In the material below, find each line holding the string "TargetScoreData" and copy it.
==== DATASET ROWS
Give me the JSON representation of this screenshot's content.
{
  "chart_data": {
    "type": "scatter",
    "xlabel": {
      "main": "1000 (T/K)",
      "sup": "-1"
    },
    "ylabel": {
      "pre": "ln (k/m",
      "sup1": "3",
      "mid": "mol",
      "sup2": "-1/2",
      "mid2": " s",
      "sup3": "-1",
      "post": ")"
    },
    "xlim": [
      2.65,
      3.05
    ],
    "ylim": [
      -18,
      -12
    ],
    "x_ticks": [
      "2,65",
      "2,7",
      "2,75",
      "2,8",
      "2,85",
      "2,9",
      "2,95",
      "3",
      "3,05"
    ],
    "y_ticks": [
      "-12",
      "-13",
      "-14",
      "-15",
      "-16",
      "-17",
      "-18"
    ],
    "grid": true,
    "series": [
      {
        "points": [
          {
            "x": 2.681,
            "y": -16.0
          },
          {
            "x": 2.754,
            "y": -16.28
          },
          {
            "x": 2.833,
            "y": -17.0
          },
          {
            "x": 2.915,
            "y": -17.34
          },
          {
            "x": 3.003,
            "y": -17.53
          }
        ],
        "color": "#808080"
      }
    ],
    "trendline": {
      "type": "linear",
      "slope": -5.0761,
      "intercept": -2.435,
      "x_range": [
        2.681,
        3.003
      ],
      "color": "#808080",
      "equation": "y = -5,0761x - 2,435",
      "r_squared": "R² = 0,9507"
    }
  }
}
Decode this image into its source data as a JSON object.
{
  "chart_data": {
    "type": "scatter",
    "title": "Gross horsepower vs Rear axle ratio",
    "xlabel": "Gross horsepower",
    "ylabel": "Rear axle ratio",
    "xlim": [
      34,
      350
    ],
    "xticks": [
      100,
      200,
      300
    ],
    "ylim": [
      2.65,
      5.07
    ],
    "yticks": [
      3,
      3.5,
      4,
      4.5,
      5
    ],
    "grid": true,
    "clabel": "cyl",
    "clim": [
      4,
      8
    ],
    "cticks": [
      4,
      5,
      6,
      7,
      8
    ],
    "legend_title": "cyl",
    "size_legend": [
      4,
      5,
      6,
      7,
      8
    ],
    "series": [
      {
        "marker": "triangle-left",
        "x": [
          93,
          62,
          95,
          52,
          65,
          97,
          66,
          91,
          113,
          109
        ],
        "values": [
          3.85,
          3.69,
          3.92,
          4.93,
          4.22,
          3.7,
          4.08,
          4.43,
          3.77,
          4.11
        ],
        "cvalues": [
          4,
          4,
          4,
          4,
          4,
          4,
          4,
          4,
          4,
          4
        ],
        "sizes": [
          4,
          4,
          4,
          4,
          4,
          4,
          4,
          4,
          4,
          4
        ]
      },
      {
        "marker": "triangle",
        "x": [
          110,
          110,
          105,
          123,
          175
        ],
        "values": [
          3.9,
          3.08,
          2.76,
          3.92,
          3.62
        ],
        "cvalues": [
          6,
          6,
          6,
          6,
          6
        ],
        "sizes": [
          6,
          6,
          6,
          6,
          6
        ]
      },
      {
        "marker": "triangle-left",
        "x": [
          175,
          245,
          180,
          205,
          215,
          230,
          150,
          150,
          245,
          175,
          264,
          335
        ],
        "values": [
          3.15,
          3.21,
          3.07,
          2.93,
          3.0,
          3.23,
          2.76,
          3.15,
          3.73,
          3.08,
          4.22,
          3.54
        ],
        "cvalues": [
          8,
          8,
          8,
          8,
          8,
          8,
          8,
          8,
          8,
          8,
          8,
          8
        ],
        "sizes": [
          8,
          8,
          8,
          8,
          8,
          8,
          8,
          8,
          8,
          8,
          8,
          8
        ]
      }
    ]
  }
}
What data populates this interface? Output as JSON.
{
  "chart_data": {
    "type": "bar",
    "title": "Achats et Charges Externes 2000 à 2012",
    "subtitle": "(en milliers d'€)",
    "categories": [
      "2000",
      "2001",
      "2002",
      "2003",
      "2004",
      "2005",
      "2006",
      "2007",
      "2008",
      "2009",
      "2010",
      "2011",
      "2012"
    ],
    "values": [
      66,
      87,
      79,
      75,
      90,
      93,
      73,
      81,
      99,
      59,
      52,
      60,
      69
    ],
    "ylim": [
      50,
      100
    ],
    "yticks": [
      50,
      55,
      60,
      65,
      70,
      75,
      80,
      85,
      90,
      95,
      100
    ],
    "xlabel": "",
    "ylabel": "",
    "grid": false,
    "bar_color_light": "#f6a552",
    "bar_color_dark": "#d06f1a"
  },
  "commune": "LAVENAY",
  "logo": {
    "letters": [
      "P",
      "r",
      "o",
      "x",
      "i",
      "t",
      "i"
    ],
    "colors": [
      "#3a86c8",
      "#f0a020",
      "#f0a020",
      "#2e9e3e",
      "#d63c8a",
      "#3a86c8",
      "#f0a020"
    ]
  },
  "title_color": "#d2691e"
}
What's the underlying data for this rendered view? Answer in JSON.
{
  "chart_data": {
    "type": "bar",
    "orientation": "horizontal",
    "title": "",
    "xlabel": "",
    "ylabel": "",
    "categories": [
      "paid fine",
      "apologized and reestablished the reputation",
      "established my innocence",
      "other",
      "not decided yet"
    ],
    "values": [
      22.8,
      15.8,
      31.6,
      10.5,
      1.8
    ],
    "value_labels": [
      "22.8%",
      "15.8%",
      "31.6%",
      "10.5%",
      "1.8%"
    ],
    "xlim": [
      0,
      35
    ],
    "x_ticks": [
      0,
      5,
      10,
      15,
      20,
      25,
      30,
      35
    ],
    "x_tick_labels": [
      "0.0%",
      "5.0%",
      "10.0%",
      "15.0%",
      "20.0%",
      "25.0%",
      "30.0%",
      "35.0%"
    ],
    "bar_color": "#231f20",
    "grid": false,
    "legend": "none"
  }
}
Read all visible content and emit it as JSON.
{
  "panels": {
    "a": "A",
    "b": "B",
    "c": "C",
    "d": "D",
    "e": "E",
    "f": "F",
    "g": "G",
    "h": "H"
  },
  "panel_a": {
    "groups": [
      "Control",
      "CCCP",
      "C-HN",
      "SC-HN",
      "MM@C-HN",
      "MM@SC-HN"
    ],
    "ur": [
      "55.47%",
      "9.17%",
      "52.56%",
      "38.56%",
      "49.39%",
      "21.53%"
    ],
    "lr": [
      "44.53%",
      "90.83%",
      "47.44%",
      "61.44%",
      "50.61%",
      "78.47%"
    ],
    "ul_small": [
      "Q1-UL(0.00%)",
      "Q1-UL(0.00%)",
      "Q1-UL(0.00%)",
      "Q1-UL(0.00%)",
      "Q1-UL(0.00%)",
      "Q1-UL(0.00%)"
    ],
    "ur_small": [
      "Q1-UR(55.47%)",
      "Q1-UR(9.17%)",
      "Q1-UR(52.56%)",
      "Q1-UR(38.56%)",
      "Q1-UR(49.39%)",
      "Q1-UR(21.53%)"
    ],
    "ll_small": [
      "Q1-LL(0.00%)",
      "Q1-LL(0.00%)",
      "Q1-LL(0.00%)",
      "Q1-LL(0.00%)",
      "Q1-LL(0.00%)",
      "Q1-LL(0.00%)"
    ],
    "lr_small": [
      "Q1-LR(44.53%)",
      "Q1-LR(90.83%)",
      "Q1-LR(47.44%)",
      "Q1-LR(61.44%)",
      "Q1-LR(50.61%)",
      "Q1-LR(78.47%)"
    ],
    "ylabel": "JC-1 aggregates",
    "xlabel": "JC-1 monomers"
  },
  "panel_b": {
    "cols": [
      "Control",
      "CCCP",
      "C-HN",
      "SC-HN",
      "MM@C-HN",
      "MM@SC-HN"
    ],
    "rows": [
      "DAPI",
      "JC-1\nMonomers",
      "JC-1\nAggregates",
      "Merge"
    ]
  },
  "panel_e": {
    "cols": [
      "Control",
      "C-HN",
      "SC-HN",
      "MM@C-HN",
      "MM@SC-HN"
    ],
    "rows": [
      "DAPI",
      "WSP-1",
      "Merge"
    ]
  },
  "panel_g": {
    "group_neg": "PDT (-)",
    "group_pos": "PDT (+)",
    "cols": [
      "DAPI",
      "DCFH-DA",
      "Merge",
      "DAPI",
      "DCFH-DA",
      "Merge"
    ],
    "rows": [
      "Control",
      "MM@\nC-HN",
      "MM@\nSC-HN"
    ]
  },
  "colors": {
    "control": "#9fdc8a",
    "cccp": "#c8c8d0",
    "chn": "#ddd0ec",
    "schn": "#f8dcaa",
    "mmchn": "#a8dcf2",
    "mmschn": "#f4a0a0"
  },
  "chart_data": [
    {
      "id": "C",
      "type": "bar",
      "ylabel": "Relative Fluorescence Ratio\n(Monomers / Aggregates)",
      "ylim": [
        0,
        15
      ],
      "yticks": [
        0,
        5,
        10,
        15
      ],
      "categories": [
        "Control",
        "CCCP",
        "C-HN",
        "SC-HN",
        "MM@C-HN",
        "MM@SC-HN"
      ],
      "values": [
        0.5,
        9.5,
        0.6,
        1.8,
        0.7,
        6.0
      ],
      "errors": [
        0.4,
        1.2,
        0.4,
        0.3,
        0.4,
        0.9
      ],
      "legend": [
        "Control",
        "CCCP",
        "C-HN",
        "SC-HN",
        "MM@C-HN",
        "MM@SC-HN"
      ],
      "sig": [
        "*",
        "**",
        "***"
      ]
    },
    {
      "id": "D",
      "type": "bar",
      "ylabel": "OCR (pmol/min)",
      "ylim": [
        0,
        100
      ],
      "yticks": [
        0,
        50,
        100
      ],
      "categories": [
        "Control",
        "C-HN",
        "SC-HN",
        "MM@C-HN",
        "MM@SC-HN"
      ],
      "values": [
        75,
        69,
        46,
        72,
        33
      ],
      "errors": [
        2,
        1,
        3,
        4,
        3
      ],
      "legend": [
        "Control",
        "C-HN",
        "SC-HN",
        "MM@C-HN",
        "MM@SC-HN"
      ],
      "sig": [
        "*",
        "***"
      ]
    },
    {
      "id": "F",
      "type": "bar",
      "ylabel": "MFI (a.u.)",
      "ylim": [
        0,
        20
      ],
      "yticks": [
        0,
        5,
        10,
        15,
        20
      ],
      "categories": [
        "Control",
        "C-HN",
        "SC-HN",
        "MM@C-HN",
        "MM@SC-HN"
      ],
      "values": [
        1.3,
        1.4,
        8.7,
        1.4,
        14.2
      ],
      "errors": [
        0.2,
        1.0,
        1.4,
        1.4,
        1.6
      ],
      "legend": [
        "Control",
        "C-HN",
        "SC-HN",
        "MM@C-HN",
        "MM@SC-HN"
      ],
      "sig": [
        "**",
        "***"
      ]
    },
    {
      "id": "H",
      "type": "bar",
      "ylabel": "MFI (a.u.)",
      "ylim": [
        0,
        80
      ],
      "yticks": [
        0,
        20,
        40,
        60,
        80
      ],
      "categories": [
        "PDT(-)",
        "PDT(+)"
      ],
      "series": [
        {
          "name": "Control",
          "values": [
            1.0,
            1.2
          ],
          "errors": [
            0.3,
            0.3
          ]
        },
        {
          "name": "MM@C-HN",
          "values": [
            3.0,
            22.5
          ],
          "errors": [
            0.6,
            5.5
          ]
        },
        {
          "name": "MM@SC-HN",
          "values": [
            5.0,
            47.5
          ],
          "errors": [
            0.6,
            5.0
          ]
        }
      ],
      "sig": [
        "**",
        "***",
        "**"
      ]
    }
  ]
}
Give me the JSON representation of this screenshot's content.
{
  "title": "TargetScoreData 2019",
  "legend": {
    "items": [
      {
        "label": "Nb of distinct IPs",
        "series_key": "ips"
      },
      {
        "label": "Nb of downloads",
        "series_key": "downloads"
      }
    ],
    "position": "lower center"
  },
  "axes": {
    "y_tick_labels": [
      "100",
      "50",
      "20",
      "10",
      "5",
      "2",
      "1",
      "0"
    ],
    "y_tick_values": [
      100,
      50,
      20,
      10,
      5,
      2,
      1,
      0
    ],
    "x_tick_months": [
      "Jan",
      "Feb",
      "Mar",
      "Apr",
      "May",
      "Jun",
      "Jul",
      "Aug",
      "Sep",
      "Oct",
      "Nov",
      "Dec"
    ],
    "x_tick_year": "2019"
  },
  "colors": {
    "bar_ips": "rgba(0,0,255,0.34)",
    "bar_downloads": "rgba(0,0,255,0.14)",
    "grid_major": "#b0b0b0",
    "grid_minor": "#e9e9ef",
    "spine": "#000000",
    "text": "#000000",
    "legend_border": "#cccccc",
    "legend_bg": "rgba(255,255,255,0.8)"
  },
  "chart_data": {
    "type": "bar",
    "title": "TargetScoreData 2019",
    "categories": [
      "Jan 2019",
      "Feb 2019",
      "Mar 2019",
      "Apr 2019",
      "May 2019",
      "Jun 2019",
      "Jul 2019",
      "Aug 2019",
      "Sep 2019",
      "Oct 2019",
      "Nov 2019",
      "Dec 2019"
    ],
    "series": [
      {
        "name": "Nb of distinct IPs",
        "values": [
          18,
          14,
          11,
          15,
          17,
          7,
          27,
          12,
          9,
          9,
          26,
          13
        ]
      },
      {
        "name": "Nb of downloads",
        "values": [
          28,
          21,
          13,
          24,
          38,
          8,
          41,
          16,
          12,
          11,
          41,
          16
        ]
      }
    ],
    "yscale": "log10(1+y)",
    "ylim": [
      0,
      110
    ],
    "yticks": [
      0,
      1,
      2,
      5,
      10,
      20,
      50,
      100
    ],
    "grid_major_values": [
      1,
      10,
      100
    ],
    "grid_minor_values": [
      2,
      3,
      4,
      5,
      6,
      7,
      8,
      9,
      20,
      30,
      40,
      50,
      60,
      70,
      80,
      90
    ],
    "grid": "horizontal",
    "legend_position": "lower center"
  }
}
========
[EXERCISE ANSWER]:
  "title": "TargetScoreData 2019",
    "title": "TargetScoreData 2019",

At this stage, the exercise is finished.